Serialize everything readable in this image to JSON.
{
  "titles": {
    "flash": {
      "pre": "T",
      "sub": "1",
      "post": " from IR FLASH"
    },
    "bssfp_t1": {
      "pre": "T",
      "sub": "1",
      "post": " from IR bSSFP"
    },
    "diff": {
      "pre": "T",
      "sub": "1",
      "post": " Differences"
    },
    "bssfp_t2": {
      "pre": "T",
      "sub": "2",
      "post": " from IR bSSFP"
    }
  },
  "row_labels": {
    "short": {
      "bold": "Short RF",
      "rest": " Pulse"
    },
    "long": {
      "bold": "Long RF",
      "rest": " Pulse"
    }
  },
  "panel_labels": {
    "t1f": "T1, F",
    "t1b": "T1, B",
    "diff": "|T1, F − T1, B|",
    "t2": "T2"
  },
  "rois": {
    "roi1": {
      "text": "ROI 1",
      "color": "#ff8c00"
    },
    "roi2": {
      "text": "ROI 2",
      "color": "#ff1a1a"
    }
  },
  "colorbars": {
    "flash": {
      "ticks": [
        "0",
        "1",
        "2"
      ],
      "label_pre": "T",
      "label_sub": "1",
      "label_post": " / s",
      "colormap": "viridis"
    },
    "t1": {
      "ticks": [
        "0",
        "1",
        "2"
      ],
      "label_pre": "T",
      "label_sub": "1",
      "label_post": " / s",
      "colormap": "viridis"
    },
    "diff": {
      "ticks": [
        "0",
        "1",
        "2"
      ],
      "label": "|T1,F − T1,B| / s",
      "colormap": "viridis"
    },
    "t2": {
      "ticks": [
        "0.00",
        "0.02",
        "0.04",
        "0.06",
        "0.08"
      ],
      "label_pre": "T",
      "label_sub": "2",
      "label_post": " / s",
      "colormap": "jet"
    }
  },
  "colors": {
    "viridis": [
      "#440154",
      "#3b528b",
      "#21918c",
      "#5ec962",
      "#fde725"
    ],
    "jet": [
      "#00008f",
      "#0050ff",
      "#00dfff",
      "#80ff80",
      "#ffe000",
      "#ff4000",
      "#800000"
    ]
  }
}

* * *

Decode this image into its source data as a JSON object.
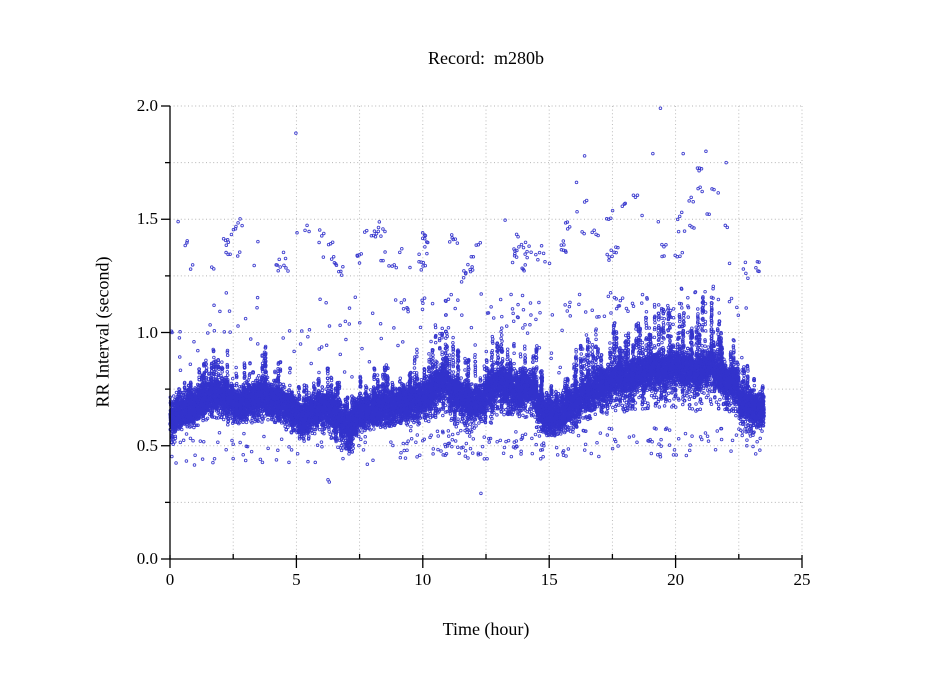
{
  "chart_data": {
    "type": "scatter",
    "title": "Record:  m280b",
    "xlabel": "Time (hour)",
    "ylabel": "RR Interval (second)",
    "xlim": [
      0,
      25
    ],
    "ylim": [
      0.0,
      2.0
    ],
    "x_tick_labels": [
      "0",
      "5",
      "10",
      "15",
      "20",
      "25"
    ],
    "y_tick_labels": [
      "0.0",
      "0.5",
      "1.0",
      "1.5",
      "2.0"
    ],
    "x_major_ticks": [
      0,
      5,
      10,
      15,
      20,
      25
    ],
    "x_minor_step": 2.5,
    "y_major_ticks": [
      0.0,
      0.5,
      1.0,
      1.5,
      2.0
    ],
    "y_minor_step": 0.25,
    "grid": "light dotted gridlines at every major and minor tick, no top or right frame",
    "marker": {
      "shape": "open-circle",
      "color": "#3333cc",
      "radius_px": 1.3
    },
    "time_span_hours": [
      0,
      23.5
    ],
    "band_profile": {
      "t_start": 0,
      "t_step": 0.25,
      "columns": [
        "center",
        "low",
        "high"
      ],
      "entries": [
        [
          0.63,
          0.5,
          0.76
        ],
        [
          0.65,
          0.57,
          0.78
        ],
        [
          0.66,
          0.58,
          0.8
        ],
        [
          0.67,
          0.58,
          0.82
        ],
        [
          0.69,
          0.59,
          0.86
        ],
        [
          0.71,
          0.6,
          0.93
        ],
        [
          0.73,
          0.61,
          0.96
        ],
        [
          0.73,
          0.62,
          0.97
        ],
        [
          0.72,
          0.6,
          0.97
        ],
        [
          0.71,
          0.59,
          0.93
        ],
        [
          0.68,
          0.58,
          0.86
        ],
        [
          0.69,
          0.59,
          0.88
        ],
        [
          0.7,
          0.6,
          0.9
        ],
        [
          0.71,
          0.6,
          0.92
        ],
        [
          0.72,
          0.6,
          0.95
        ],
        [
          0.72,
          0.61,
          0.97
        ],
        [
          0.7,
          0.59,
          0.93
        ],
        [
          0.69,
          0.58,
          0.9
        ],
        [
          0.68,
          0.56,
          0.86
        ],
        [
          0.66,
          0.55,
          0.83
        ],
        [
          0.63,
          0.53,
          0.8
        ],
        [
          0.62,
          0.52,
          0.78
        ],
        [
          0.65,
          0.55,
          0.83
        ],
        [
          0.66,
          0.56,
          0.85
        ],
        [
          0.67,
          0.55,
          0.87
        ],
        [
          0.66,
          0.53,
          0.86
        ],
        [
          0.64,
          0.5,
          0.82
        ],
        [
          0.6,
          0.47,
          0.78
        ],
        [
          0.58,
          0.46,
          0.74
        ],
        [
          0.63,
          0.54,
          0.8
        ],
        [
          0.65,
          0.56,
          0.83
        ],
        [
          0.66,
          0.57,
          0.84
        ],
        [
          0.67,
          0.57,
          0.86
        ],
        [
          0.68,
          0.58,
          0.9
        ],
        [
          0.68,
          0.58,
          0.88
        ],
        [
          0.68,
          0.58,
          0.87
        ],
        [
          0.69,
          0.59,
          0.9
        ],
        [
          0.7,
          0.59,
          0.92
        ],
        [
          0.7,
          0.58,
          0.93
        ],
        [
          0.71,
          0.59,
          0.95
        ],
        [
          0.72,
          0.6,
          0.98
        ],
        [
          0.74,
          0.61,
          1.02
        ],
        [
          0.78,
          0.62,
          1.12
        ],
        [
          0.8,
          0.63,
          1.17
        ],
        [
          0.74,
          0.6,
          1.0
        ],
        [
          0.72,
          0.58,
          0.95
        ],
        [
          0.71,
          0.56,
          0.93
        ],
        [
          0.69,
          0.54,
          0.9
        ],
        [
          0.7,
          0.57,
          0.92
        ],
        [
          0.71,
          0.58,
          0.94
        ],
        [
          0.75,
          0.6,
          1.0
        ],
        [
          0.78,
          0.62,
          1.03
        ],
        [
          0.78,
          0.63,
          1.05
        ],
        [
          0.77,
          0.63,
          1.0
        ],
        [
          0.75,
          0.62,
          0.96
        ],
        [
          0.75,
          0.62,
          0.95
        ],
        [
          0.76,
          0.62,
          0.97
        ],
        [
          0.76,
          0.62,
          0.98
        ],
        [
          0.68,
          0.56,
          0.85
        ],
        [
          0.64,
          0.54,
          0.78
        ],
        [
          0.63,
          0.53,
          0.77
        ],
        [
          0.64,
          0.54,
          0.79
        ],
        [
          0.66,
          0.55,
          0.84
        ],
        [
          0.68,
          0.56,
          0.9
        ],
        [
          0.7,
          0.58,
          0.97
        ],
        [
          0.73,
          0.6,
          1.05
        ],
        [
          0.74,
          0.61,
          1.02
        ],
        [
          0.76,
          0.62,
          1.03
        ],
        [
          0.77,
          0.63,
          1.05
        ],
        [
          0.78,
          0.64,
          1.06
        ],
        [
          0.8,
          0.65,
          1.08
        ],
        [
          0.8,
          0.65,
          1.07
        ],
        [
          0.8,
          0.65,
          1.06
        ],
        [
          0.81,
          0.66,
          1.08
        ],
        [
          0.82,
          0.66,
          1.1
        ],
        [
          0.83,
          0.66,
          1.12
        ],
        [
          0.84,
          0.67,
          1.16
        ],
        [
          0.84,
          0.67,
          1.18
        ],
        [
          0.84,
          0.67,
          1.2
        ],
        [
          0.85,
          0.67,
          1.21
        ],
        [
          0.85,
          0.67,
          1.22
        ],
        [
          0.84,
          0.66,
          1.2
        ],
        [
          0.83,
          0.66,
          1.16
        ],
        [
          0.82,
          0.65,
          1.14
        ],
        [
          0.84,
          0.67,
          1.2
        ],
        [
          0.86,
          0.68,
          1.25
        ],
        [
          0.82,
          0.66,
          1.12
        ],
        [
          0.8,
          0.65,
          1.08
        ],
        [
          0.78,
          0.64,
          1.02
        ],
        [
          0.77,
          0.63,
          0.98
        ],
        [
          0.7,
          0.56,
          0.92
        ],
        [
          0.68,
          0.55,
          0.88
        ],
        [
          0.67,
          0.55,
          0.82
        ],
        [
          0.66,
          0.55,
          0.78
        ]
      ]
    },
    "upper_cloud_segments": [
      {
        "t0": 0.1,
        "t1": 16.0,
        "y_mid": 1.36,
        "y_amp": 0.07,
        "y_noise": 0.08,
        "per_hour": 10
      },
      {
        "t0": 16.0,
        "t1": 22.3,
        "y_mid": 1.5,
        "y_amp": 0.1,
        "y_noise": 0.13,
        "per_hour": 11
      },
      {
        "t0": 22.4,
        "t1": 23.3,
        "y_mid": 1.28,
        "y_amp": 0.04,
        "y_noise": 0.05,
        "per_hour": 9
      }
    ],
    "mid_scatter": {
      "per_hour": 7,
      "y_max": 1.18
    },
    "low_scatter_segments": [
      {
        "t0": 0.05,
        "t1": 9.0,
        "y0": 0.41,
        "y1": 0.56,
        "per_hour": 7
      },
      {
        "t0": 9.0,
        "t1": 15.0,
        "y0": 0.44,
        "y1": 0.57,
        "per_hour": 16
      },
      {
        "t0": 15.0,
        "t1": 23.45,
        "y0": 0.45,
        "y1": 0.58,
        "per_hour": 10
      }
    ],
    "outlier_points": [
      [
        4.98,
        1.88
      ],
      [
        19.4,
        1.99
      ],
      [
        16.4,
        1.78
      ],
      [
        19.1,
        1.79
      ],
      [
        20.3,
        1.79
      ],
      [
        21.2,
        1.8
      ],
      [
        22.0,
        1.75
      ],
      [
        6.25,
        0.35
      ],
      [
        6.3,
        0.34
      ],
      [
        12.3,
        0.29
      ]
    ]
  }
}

### PROBLEM DESCRIPTION
Reproduce each line of the material containing the word "image".

### ANSWER TO THE EXERCISE
Serialize everything readable in this image to JSON.
Decode this image into its source data as a JSON object.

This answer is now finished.